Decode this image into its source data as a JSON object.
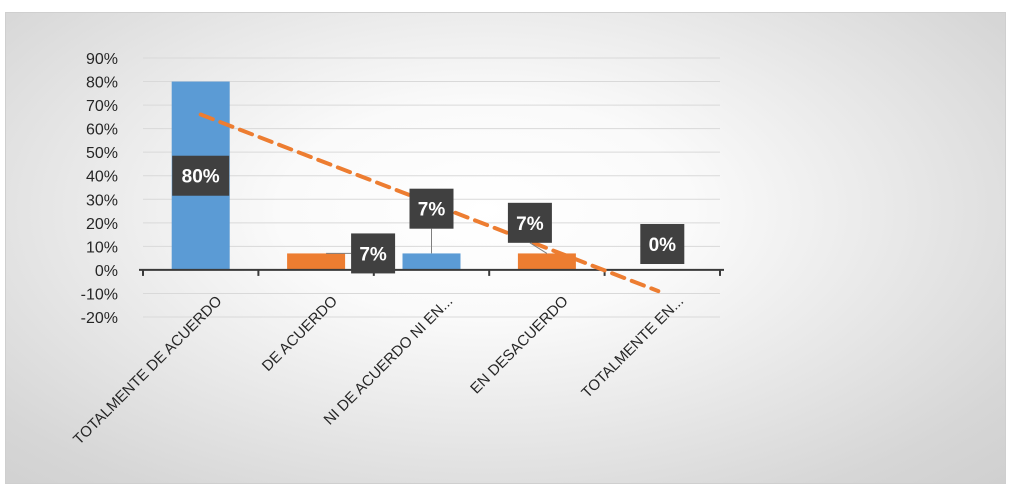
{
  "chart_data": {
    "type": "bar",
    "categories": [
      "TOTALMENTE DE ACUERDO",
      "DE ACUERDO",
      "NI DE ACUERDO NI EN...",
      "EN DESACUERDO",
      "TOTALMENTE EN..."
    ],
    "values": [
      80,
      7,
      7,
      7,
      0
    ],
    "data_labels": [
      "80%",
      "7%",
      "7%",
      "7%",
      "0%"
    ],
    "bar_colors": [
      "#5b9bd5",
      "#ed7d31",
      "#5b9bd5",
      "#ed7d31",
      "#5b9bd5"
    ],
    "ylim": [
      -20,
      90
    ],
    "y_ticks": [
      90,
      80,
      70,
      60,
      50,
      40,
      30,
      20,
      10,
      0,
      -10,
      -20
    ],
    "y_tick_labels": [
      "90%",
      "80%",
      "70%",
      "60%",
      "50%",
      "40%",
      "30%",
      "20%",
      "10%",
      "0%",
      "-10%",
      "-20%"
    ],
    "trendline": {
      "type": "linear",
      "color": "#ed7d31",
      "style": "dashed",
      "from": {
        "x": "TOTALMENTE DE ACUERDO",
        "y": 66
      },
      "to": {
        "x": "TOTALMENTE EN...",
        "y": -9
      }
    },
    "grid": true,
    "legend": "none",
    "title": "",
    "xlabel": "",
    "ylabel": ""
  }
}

* What is expected
Select every line where the word "TOTALMENTE" occurs.

* Final result
      "TOTALMENTE DE ACUERDO",
      "TOTALMENTE EN..."
        "x": "TOTALMENTE DE ACUERDO",
        "x": "TOTALMENTE EN...",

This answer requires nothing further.